Exercise data:
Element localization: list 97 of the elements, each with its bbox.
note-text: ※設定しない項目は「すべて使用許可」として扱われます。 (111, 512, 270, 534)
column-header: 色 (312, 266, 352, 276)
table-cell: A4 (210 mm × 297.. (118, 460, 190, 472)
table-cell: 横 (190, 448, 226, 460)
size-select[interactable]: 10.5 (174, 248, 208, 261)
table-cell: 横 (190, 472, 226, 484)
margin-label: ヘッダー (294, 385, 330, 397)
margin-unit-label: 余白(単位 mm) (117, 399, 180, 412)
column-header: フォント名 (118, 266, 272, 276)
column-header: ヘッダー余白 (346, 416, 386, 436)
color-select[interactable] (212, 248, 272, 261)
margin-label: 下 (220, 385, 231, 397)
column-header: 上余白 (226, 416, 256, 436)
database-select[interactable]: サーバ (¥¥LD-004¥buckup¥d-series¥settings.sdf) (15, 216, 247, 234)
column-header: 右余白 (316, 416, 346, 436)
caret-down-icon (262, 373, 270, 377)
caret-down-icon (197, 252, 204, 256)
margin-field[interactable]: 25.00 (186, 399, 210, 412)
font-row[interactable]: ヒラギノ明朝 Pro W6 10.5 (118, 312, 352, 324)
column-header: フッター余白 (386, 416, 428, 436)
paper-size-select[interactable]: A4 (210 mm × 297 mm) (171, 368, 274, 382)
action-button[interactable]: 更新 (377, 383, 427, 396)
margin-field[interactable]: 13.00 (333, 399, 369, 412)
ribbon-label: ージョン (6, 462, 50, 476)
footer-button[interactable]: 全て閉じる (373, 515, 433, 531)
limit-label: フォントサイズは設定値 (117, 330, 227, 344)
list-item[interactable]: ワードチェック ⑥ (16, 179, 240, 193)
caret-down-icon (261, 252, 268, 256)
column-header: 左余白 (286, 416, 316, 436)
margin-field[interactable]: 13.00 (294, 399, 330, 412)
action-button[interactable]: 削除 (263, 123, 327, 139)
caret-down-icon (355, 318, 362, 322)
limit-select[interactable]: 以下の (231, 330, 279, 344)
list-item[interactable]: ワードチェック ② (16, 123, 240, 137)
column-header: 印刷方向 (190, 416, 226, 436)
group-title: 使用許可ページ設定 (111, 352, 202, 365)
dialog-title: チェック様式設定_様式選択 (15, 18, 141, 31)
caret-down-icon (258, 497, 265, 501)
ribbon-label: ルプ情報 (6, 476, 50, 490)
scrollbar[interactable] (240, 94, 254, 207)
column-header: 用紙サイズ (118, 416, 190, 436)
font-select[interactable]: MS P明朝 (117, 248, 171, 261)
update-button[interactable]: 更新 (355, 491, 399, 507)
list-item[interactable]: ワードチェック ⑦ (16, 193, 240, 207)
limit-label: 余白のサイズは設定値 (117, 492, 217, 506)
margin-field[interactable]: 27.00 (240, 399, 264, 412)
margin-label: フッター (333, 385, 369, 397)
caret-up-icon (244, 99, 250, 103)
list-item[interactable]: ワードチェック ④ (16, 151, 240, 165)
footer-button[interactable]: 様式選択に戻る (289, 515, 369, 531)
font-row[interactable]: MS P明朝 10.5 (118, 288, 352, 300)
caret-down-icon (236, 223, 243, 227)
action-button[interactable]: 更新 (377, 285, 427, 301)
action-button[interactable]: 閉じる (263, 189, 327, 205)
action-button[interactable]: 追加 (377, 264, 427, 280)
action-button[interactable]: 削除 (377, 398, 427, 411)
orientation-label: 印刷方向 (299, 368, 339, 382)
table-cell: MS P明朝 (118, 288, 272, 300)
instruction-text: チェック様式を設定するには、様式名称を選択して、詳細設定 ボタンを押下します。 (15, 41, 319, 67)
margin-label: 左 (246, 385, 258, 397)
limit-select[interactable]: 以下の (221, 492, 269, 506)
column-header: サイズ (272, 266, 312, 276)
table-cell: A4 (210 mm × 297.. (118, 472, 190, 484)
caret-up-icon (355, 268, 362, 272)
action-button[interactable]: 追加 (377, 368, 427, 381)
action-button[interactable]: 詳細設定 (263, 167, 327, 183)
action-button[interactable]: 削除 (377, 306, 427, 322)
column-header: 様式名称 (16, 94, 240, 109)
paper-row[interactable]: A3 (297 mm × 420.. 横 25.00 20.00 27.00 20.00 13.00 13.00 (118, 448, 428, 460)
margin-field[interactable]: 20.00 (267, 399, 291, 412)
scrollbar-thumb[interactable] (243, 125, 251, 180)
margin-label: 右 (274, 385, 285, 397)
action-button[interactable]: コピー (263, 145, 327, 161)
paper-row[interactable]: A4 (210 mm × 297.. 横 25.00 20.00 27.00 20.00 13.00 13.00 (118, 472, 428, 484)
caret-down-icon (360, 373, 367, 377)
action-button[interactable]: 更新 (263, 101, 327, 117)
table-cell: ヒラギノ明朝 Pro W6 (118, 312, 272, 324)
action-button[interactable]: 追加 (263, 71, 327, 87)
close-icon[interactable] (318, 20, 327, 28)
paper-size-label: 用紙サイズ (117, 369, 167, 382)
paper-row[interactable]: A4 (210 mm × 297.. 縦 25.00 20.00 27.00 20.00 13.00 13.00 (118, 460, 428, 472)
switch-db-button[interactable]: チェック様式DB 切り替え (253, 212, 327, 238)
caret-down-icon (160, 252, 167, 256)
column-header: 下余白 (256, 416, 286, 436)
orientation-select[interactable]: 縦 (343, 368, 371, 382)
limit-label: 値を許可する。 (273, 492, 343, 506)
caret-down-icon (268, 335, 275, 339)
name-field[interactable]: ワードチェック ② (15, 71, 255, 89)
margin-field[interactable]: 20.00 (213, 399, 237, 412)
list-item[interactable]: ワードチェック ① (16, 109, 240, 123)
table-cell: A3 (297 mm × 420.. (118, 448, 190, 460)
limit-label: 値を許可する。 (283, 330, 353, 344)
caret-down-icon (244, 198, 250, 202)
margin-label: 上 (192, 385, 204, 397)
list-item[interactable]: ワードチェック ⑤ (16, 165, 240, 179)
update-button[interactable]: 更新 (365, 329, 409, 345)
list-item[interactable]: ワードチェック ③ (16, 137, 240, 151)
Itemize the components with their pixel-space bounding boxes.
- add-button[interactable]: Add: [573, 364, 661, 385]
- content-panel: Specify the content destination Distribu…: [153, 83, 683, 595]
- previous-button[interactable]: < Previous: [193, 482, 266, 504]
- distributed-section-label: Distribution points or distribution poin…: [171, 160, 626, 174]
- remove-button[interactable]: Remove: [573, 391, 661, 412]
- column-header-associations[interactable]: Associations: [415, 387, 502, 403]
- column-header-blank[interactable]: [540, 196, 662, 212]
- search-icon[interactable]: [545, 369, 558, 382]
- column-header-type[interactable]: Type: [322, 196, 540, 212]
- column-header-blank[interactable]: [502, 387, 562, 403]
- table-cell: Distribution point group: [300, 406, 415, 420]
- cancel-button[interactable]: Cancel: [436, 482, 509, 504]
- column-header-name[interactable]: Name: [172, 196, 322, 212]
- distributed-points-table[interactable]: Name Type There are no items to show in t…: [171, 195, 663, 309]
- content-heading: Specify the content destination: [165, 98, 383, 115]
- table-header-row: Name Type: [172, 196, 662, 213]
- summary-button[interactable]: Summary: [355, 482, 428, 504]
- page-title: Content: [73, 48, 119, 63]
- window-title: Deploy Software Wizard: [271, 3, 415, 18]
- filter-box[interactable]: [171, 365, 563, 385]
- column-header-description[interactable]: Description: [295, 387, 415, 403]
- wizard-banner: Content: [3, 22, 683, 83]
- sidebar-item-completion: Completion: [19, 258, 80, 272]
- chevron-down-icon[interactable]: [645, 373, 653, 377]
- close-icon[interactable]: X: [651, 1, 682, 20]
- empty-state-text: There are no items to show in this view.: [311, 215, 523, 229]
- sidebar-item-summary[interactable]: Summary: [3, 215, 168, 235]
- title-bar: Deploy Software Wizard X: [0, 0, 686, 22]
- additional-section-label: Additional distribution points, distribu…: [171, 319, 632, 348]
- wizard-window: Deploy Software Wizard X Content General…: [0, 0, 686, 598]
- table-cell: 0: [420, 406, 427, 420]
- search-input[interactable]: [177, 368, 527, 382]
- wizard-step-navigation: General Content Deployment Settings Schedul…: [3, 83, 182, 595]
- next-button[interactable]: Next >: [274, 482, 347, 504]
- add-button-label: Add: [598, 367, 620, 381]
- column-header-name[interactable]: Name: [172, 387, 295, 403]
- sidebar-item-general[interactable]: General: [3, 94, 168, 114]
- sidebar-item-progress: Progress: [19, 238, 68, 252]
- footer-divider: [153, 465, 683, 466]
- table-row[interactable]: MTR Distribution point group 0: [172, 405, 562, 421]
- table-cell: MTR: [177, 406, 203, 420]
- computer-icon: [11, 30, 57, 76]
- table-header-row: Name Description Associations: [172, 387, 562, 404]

Stated problem: Put the records from their first line through the line containing "action-button[interactable]: 更新 (377, 383, 427, 396)" into a Markdown table with the columns Row and Line, one line per row, skipping any blank lines.

Task result:
| Row | Line |
|---|---|
| 1 | Element localization: list 97 of the elements, each with its bbox. |
| 2 | note-text: ※設定しない項目は「すべて使用許可」として扱われます。 (111, 512, 270, 534) |
| 3 | column-header: 色 (312, 266, 352, 276) |
| 4 | table-cell: A4 (210 mm × 297.. (118, 460, 190, 472) |
| 5 | table-cell: 横 (190, 448, 226, 460) |
| 6 | size-select[interactable]: 10.5 (174, 248, 208, 261) |
| 7 | table-cell: 横 (190, 472, 226, 484) |
| 8 | margin-label: ヘッダー (294, 385, 330, 397) |
| 9 | margin-unit-label: 余白(単位 mm) (117, 399, 180, 412) |
| 10 | column-header: フォント名 (118, 266, 272, 276) |
| 11 | column-header: ヘッダー余白 (346, 416, 386, 436) |
| 12 | color-select[interactable] (212, 248, 272, 261) |
| 13 | margin-label: 下 (220, 385, 231, 397) |
| 14 | column-header: 上余白 (226, 416, 256, 436) |
| 15 | database-select[interactable]: サーバ (¥¥LD-004¥buckup¥d-series¥settings.sdf) (15, 216, 247, 234) |
| 16 | column-header: 右余白 (316, 416, 346, 436) |
| 17 | caret-down-icon (262, 373, 270, 377) |
| 18 | caret-down-icon (197, 252, 204, 256) |
| 19 | margin-field[interactable]: 25.00 (186, 399, 210, 412) |
| 20 | font-row[interactable]: ヒラギノ明朝 Pro W6 10.5 (118, 312, 352, 324) |
| 21 | column-header: フッター余白 (386, 416, 428, 436) |
| 22 | paper-size-select[interactable]: A4 (210 mm × 297 mm) (171, 368, 274, 382) |
| 23 | action-button[interactable]: 更新 (377, 383, 427, 396) |